▶ [Data entries]:
━━━━━━━━━━━━━━━━━━━━━━━━━━━━━━

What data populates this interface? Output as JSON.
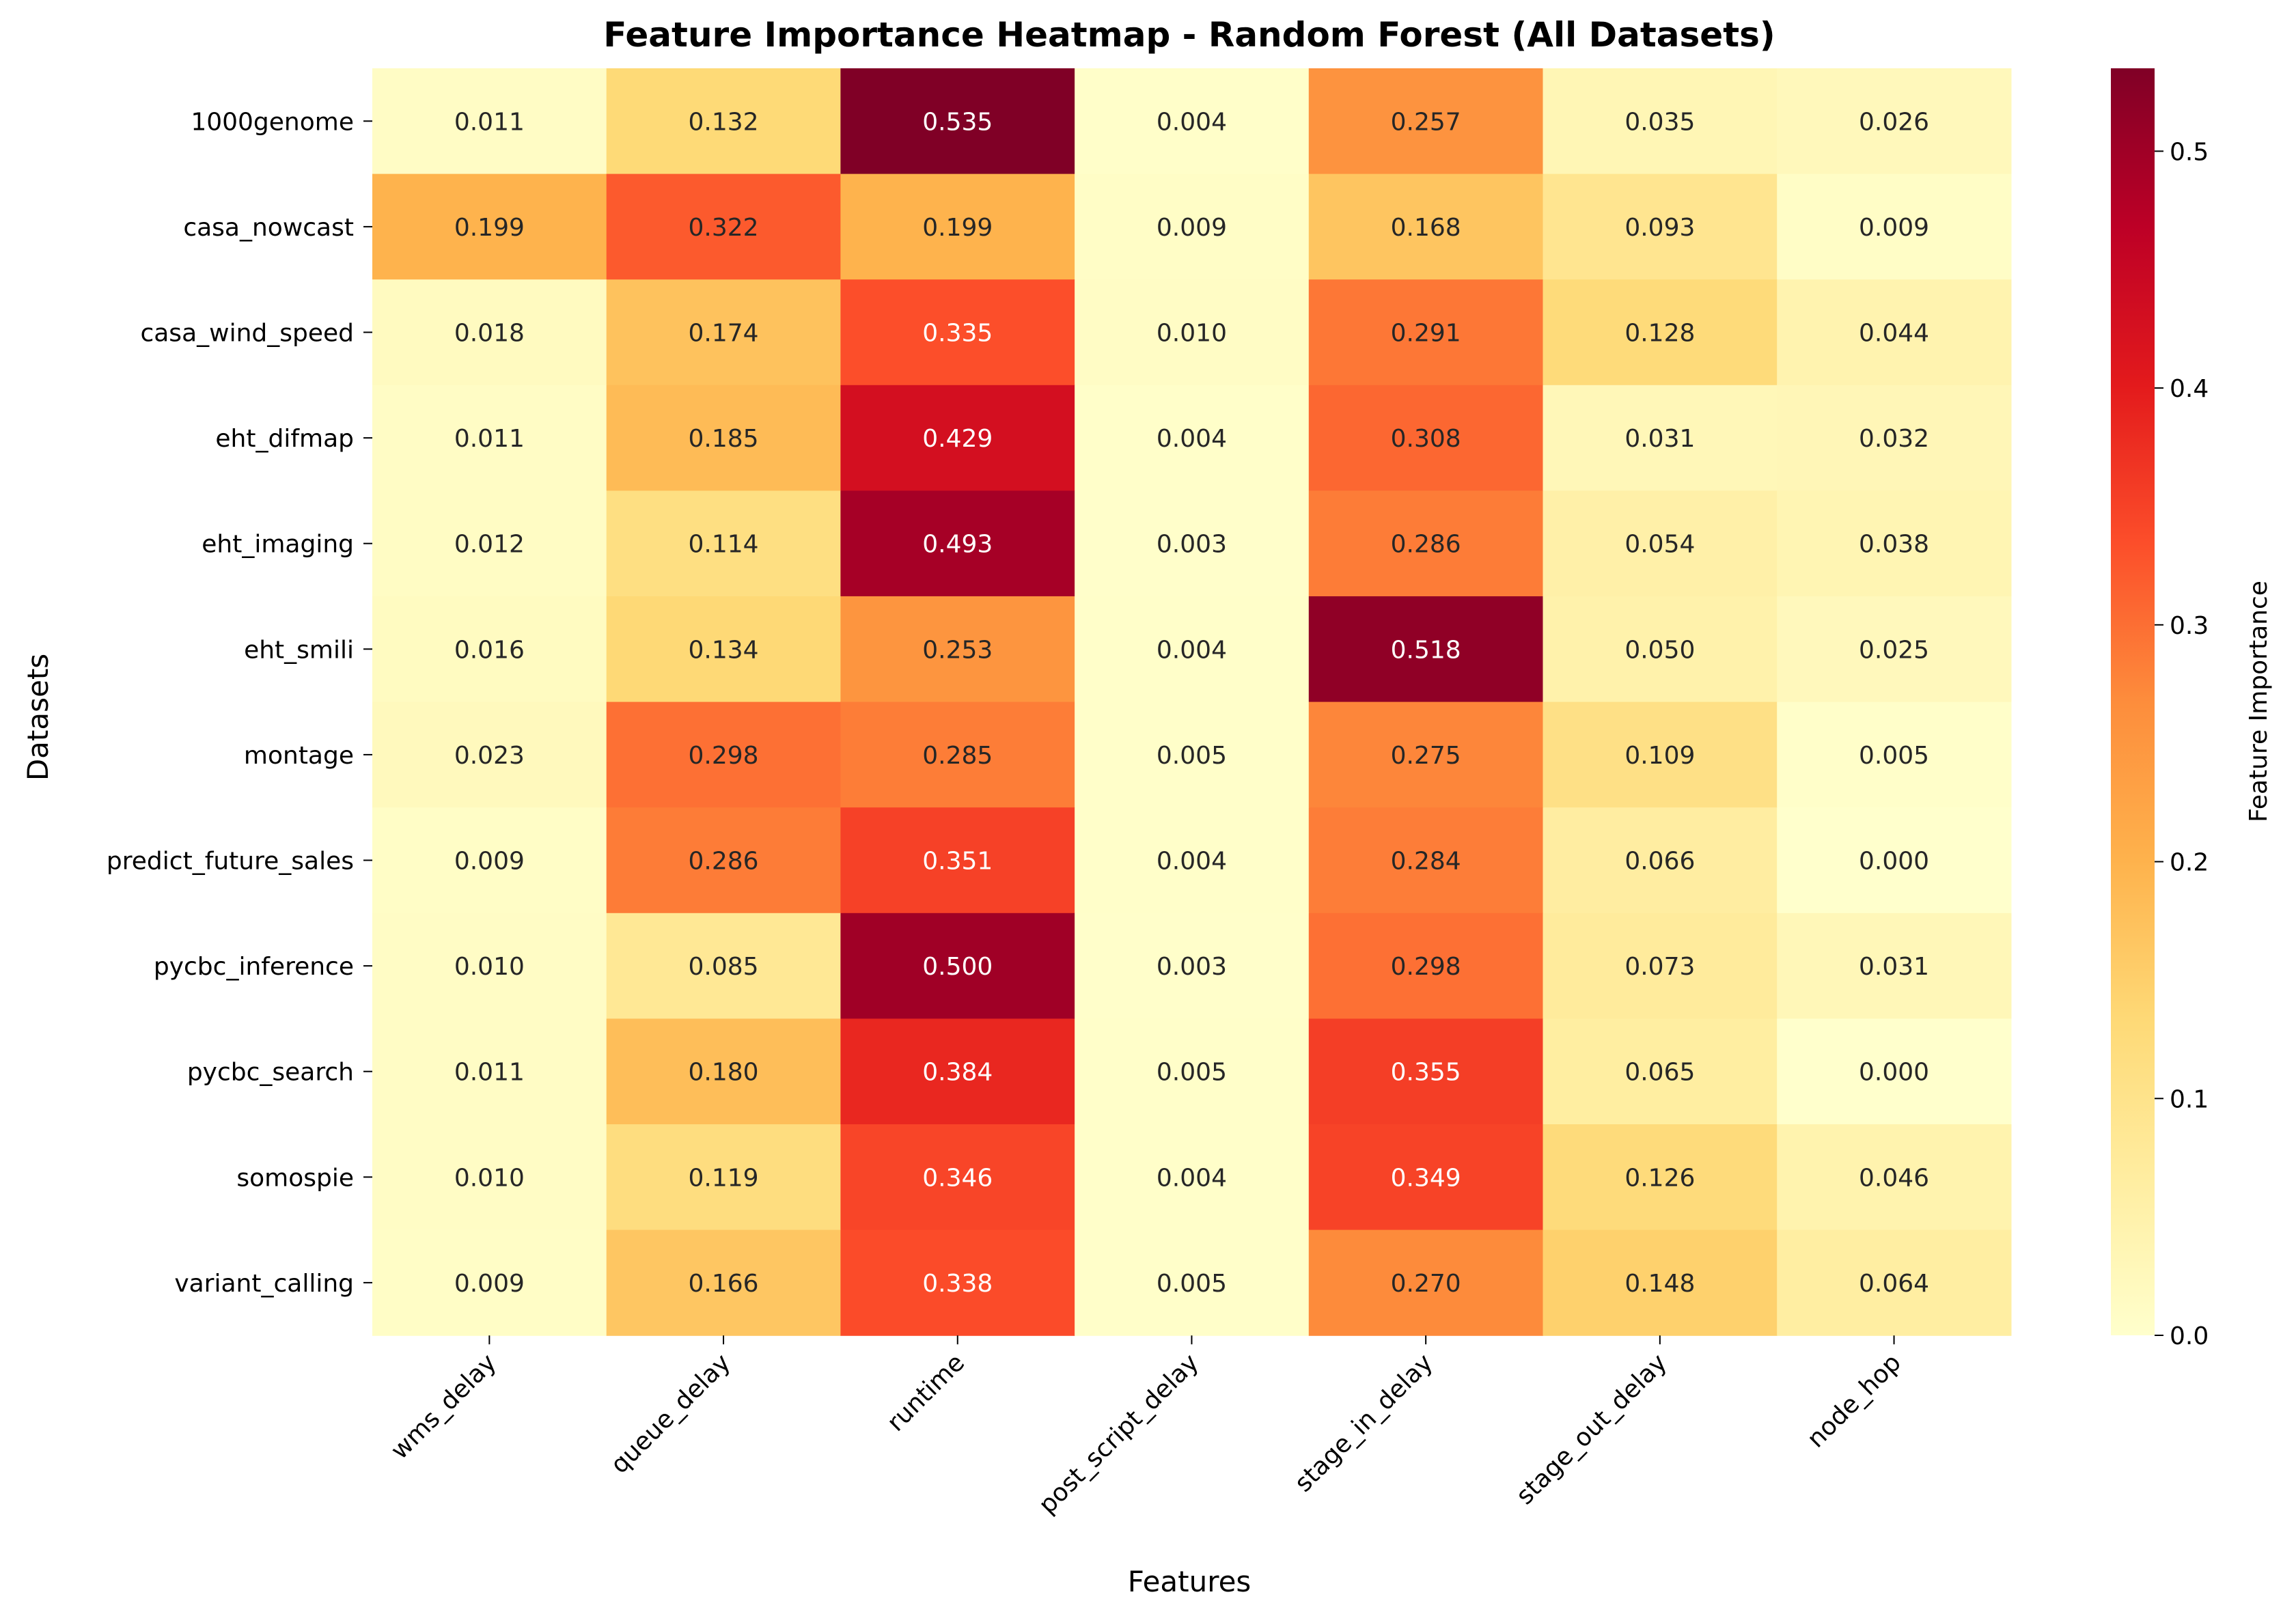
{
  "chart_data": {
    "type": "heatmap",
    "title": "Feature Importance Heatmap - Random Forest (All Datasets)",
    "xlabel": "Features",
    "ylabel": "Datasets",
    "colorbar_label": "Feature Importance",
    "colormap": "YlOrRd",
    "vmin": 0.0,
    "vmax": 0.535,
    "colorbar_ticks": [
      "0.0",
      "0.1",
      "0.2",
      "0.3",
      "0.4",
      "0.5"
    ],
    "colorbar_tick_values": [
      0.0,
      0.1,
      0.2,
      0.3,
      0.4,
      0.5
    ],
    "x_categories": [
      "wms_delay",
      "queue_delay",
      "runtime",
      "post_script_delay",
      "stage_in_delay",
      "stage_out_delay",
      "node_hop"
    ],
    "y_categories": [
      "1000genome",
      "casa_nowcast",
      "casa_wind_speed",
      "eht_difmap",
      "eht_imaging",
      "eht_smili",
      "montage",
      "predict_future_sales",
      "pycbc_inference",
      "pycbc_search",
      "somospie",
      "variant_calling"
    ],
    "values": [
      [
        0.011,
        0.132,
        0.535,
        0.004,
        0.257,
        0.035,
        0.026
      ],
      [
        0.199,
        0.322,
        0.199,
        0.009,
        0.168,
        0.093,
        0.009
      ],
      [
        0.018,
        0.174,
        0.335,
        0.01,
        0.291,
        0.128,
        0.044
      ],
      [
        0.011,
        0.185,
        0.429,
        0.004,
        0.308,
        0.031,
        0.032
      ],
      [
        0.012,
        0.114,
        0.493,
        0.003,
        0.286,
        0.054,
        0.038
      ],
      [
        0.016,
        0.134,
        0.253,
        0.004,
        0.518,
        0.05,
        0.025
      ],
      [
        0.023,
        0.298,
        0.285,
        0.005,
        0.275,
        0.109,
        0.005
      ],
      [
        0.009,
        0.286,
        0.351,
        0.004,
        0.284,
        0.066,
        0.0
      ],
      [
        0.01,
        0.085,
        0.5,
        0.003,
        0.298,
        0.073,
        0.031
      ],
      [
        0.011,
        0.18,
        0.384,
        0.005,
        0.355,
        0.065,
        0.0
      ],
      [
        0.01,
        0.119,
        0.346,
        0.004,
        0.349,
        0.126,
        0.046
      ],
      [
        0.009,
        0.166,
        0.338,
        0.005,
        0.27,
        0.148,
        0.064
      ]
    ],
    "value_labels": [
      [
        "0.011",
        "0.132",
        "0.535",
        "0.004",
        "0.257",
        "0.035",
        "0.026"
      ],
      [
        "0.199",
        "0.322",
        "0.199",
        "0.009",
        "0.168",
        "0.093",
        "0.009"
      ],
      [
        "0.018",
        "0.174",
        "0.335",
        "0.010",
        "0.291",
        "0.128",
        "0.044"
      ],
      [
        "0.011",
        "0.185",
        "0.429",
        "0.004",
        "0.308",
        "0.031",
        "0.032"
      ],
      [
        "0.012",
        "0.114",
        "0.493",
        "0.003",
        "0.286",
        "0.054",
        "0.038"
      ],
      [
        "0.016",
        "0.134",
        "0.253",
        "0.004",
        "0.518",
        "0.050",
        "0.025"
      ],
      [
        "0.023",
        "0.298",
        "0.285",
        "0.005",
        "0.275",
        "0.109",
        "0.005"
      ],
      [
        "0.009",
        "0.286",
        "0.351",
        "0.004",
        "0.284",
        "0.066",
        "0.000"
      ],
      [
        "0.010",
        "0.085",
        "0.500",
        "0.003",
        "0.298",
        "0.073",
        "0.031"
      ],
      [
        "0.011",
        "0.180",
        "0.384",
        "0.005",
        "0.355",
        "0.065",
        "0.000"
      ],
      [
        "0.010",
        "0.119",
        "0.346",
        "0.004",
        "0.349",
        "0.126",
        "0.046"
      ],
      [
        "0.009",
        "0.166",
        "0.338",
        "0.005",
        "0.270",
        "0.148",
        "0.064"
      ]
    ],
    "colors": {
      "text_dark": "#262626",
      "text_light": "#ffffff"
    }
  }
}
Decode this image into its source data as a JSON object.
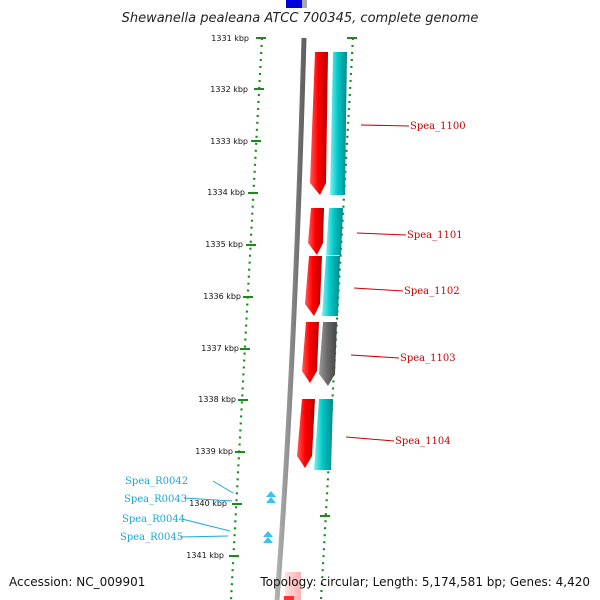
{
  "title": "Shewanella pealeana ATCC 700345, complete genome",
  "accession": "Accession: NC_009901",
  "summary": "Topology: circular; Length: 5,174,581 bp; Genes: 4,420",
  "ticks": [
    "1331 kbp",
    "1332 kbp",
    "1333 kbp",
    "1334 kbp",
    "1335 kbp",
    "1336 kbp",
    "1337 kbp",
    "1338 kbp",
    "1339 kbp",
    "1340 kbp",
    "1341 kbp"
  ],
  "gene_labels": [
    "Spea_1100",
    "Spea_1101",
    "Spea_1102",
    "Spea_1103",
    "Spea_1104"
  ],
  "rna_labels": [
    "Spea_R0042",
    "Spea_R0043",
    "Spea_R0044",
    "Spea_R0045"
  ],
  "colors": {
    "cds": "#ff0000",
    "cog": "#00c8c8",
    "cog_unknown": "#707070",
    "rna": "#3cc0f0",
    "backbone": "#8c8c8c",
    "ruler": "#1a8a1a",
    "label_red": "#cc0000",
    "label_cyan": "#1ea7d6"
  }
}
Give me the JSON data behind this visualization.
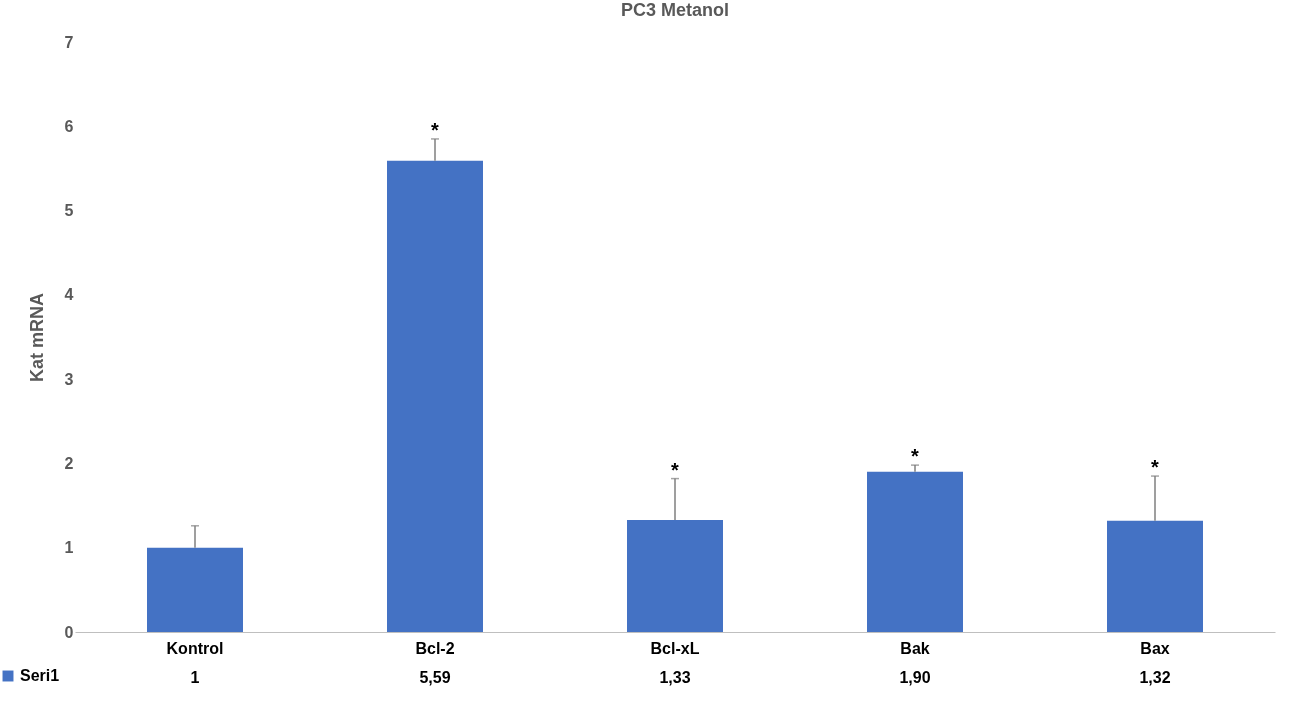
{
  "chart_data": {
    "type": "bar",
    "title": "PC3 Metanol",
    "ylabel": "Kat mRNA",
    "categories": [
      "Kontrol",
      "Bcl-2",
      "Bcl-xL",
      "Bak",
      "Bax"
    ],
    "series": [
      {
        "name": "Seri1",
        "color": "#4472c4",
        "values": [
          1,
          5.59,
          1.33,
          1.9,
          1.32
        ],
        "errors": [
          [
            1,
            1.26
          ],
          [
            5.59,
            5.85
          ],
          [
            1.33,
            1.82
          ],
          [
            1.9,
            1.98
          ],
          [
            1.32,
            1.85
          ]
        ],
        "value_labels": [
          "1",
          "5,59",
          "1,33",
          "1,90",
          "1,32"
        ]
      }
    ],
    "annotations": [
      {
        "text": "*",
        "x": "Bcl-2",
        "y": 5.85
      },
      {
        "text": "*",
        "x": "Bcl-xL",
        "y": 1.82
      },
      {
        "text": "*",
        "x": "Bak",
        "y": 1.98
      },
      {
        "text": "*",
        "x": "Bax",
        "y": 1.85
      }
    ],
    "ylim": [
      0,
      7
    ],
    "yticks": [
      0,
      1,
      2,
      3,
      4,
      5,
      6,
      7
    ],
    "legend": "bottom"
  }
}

━━━━━━━━━━━━━━━━━━━━━━━━━━━━━━

Would you give the data above again word for word, minus the pictures?

▶ [Solution for this problem]:
What data populates this interface? Output as JSON.
{
  "chart_data": {
    "type": "heatmap",
    "title": "Feature Importance Heatmap - Random Forest (All Datasets)",
    "xlabel": "Features",
    "ylabel": "Datasets",
    "colorbar_label": "Feature Importance",
    "colormap": "YlOrRd",
    "vmin": 0.0,
    "vmax": 0.535,
    "colorbar_ticks": [
      "0.0",
      "0.1",
      "0.2",
      "0.3",
      "0.4",
      "0.5"
    ],
    "colorbar_tick_values": [
      0.0,
      0.1,
      0.2,
      0.3,
      0.4,
      0.5
    ],
    "x_categories": [
      "wms_delay",
      "queue_delay",
      "runtime",
      "post_script_delay",
      "stage_in_delay",
      "stage_out_delay",
      "node_hop"
    ],
    "y_categories": [
      "1000genome",
      "casa_nowcast",
      "casa_wind_speed",
      "eht_difmap",
      "eht_imaging",
      "eht_smili",
      "montage",
      "predict_future_sales",
      "pycbc_inference",
      "pycbc_search",
      "somospie",
      "variant_calling"
    ],
    "values": [
      [
        0.011,
        0.132,
        0.535,
        0.004,
        0.257,
        0.035,
        0.026
      ],
      [
        0.199,
        0.322,
        0.199,
        0.009,
        0.168,
        0.093,
        0.009
      ],
      [
        0.018,
        0.174,
        0.335,
        0.01,
        0.291,
        0.128,
        0.044
      ],
      [
        0.011,
        0.185,
        0.429,
        0.004,
        0.308,
        0.031,
        0.032
      ],
      [
        0.012,
        0.114,
        0.493,
        0.003,
        0.286,
        0.054,
        0.038
      ],
      [
        0.016,
        0.134,
        0.253,
        0.004,
        0.518,
        0.05,
        0.025
      ],
      [
        0.023,
        0.298,
        0.285,
        0.005,
        0.275,
        0.109,
        0.005
      ],
      [
        0.009,
        0.286,
        0.351,
        0.004,
        0.284,
        0.066,
        0.0
      ],
      [
        0.01,
        0.085,
        0.5,
        0.003,
        0.298,
        0.073,
        0.031
      ],
      [
        0.011,
        0.18,
        0.384,
        0.005,
        0.355,
        0.065,
        0.0
      ],
      [
        0.01,
        0.119,
        0.346,
        0.004,
        0.349,
        0.126,
        0.046
      ],
      [
        0.009,
        0.166,
        0.338,
        0.005,
        0.27,
        0.148,
        0.064
      ]
    ],
    "value_labels": [
      [
        "0.011",
        "0.132",
        "0.535",
        "0.004",
        "0.257",
        "0.035",
        "0.026"
      ],
      [
        "0.199",
        "0.322",
        "0.199",
        "0.009",
        "0.168",
        "0.093",
        "0.009"
      ],
      [
        "0.018",
        "0.174",
        "0.335",
        "0.010",
        "0.291",
        "0.128",
        "0.044"
      ],
      [
        "0.011",
        "0.185",
        "0.429",
        "0.004",
        "0.308",
        "0.031",
        "0.032"
      ],
      [
        "0.012",
        "0.114",
        "0.493",
        "0.003",
        "0.286",
        "0.054",
        "0.038"
      ],
      [
        "0.016",
        "0.134",
        "0.253",
        "0.004",
        "0.518",
        "0.050",
        "0.025"
      ],
      [
        "0.023",
        "0.298",
        "0.285",
        "0.005",
        "0.275",
        "0.109",
        "0.005"
      ],
      [
        "0.009",
        "0.286",
        "0.351",
        "0.004",
        "0.284",
        "0.066",
        "0.000"
      ],
      [
        "0.010",
        "0.085",
        "0.500",
        "0.003",
        "0.298",
        "0.073",
        "0.031"
      ],
      [
        "0.011",
        "0.180",
        "0.384",
        "0.005",
        "0.355",
        "0.065",
        "0.000"
      ],
      [
        "0.010",
        "0.119",
        "0.346",
        "0.004",
        "0.349",
        "0.126",
        "0.046"
      ],
      [
        "0.009",
        "0.166",
        "0.338",
        "0.005",
        "0.270",
        "0.148",
        "0.064"
      ]
    ],
    "colors": {
      "text_dark": "#262626",
      "text_light": "#ffffff"
    }
  }
}
Decode this image into its source data as a JSON object.
{
  "title": "Shewanella pealeana ATCC 700345, complete genome",
  "accession": "Accession: NC_009901",
  "summary": "Topology: circular; Length: 5,174,581 bp; Genes: 4,420",
  "ticks": [
    "1331 kbp",
    "1332 kbp",
    "1333 kbp",
    "1334 kbp",
    "1335 kbp",
    "1336 kbp",
    "1337 kbp",
    "1338 kbp",
    "1339 kbp",
    "1340 kbp",
    "1341 kbp"
  ],
  "gene_labels": [
    "Spea_1100",
    "Spea_1101",
    "Spea_1102",
    "Spea_1103",
    "Spea_1104"
  ],
  "rna_labels": [
    "Spea_R0042",
    "Spea_R0043",
    "Spea_R0044",
    "Spea_R0045"
  ],
  "colors": {
    "cds": "#ff0000",
    "cog": "#00c8c8",
    "cog_unknown": "#707070",
    "rna": "#3cc0f0",
    "backbone": "#8c8c8c",
    "ruler": "#1a8a1a",
    "label_red": "#cc0000",
    "label_cyan": "#1ea7d6"
  }
}
Give me the JSON data behind this visualization.
{
  "chart_data": {
    "type": "bar",
    "title": "PC3 Metanol",
    "ylabel": "Kat mRNA",
    "categories": [
      "Kontrol",
      "Bcl-2",
      "Bcl-xL",
      "Bak",
      "Bax"
    ],
    "series": [
      {
        "name": "Seri1",
        "color": "#4472c4",
        "values": [
          1,
          5.59,
          1.33,
          1.9,
          1.32
        ],
        "errors": [
          [
            1,
            1.26
          ],
          [
            5.59,
            5.85
          ],
          [
            1.33,
            1.82
          ],
          [
            1.9,
            1.98
          ],
          [
            1.32,
            1.85
          ]
        ],
        "value_labels": [
          "1",
          "5,59",
          "1,33",
          "1,90",
          "1,32"
        ]
      }
    ],
    "annotations": [
      {
        "text": "*",
        "x": "Bcl-2",
        "y": 5.85
      },
      {
        "text": "*",
        "x": "Bcl-xL",
        "y": 1.82
      },
      {
        "text": "*",
        "x": "Bak",
        "y": 1.98
      },
      {
        "text": "*",
        "x": "Bax",
        "y": 1.85
      }
    ],
    "ylim": [
      0,
      7
    ],
    "yticks": [
      0,
      1,
      2,
      3,
      4,
      5,
      6,
      7
    ],
    "legend": "bottom"
  }
}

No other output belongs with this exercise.